> DATA SUPPLIED:
☆ ☆ ☆ ☆
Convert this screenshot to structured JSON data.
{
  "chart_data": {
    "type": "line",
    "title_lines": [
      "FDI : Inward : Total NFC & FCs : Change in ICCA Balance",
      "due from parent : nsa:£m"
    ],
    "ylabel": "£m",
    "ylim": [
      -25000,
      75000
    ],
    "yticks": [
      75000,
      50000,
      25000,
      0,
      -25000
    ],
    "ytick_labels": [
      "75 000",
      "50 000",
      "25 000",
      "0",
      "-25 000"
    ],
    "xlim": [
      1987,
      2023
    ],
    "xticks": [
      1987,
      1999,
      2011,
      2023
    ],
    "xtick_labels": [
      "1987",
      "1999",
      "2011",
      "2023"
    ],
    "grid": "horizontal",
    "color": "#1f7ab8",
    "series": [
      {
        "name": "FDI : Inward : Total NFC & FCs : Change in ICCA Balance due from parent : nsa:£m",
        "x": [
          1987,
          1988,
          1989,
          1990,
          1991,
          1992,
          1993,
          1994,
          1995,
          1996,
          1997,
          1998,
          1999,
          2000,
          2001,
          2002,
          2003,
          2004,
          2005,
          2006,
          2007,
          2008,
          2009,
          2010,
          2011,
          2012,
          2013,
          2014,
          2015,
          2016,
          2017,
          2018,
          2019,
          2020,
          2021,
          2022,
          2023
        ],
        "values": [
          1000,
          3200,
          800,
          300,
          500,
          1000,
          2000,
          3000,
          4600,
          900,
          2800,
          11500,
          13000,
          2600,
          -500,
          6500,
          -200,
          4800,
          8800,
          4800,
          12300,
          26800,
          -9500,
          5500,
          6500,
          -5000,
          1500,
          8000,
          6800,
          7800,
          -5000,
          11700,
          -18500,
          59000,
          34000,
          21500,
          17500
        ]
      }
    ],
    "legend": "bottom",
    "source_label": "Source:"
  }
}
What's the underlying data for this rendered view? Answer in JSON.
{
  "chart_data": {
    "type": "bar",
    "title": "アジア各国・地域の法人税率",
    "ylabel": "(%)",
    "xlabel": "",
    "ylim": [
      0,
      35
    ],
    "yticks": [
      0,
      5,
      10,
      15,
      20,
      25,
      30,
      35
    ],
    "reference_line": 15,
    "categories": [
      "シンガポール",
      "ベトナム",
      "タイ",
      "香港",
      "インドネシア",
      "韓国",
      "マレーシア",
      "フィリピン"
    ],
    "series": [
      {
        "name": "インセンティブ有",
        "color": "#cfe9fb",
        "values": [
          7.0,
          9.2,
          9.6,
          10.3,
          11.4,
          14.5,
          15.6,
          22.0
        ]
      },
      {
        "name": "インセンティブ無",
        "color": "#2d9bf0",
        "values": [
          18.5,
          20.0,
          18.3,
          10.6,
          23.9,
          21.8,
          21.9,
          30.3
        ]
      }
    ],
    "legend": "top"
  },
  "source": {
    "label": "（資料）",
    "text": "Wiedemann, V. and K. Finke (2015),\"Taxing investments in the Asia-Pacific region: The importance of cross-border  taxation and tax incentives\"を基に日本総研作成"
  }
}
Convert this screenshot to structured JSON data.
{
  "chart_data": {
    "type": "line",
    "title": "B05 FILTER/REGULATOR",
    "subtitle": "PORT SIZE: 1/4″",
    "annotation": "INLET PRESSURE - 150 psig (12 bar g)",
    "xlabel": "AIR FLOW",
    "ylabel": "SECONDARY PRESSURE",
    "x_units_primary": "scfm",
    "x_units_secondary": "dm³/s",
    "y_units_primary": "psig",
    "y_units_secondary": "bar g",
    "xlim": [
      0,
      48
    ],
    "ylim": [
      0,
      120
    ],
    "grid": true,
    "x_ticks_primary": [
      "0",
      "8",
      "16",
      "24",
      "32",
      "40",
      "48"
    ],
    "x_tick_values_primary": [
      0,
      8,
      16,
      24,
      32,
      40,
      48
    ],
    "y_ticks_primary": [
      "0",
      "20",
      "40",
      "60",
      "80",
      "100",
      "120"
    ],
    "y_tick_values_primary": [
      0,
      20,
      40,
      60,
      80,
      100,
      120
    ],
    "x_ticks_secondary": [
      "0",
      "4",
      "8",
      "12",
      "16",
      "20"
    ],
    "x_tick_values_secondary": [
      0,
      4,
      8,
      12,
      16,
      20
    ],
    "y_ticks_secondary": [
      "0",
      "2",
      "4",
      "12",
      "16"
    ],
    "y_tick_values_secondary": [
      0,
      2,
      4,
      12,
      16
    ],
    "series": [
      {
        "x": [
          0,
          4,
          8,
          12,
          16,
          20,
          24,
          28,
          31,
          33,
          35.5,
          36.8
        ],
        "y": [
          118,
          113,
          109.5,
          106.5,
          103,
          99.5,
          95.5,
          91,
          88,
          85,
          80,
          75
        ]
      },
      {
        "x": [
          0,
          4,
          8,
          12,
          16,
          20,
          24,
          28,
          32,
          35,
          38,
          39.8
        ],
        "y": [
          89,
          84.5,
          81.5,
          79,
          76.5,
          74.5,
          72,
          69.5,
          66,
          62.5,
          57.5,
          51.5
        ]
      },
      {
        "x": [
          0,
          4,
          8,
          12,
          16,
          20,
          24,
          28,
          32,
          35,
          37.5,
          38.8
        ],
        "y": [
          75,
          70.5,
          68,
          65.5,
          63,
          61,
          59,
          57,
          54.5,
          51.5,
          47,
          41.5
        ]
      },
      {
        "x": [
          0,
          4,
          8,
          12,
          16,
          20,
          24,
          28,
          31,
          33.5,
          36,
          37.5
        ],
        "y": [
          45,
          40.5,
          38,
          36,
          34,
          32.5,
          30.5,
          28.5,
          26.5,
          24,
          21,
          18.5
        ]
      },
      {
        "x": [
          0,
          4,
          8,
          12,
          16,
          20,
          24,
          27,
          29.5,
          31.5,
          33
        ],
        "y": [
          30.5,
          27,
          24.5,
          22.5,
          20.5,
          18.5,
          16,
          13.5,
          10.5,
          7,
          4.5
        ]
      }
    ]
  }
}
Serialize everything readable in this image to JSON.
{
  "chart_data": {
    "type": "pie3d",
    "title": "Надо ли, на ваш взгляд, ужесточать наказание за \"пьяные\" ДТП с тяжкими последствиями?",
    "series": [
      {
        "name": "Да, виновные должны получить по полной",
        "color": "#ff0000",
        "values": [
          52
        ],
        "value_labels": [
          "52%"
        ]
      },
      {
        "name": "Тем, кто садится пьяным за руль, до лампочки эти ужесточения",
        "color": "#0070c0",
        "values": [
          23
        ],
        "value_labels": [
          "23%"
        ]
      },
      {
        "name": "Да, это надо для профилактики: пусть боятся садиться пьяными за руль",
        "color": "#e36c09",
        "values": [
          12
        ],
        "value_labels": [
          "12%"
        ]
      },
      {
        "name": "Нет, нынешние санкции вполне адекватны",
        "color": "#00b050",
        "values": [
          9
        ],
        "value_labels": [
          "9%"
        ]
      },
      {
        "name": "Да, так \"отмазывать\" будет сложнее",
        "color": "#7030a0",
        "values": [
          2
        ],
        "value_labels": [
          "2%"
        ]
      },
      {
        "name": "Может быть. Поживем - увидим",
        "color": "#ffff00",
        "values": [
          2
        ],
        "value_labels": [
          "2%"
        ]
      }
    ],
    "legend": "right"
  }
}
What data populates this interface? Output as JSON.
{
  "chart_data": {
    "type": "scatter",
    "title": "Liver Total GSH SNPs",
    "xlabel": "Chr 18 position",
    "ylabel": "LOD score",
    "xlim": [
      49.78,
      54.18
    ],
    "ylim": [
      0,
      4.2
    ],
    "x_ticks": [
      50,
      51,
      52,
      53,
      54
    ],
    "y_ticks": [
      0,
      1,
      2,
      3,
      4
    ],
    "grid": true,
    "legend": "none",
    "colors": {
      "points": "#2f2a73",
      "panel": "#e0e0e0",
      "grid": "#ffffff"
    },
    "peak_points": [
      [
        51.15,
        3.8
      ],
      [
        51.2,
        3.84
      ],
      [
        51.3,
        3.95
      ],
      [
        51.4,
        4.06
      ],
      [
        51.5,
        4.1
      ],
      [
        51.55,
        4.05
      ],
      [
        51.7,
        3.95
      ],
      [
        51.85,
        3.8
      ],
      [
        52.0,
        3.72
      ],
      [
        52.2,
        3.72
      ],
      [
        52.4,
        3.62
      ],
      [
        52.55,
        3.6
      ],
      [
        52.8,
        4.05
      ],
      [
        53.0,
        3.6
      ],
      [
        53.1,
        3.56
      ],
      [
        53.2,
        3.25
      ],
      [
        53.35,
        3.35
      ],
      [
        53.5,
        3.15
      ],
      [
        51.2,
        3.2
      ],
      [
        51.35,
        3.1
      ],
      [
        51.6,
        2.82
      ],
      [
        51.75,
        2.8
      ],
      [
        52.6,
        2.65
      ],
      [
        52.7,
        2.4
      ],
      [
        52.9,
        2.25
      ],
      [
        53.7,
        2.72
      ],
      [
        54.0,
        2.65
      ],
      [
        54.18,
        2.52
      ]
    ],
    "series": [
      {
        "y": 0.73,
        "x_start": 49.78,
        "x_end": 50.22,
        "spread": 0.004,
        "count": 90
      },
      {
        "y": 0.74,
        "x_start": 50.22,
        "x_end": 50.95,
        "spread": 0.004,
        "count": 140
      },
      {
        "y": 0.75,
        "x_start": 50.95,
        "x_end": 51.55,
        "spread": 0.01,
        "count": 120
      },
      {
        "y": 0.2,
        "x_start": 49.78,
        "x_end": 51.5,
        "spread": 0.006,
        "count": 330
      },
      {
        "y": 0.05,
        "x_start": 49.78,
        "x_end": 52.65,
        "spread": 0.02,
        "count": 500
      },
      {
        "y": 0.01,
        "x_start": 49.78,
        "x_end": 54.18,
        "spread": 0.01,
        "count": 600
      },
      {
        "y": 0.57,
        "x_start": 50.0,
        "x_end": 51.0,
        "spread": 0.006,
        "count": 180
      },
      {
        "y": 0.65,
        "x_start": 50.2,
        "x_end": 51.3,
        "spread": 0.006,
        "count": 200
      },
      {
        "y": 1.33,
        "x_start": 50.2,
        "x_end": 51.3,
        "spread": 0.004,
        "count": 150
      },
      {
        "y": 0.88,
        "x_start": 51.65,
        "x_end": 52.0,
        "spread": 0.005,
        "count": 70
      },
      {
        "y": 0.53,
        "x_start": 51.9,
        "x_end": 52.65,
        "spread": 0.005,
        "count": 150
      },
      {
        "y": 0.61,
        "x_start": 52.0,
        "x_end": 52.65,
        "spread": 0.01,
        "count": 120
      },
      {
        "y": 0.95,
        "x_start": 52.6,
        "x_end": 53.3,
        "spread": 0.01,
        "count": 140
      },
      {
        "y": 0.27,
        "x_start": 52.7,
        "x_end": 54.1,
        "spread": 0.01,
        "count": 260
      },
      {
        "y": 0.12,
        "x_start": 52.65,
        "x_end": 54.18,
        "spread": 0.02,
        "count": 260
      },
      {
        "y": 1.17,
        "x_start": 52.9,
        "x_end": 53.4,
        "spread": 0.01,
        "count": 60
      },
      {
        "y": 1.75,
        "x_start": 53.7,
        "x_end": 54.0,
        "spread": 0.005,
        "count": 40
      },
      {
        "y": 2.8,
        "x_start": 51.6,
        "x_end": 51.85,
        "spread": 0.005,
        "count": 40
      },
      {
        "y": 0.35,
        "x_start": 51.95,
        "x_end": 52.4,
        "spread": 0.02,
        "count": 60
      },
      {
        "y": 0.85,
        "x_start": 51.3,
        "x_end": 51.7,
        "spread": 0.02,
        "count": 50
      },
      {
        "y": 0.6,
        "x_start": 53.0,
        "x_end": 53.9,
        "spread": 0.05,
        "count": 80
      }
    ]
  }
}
☆ ☆ ☆ ☆
> EXERCISE INSTRUCTIONS: Go through the lines above. Select every one that has the string "this".

> TASK RESPONSE:
Convert this screenshot to structured JSON data.
What's the underlying data for this rendered view? Answer in JSON.
Convert this screenshot to structured JSON data.
Serialize everything readable in this image to JSON.
What data populates this interface? Output as JSON.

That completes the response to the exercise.